[SHORT PROBLEM] Please list all lines of the material below in which the string "title" occurs.

Records from a collection of figures:

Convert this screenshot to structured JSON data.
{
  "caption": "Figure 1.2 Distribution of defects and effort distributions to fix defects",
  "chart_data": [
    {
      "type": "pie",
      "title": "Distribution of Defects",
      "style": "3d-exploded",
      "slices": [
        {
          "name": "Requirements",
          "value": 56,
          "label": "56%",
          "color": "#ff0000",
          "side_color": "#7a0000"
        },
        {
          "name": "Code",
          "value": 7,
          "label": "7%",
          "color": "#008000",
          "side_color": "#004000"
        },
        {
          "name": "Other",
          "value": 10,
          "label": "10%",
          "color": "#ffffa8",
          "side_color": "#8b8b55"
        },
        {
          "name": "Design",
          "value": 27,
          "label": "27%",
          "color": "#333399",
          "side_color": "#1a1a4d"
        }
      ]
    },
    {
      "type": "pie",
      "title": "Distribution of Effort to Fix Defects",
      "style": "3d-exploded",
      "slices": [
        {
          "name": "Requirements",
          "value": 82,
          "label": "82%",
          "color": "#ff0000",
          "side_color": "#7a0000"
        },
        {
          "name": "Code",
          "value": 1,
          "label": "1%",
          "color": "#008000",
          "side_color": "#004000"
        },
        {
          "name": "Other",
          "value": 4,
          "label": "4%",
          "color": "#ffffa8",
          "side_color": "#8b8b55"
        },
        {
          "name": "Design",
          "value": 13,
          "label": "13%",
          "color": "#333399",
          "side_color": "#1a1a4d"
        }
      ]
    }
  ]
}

[WORKED SOLUTION]
      "title": "Distribution of Defects",
      "title": "Distribution of Effort to Fix Defects",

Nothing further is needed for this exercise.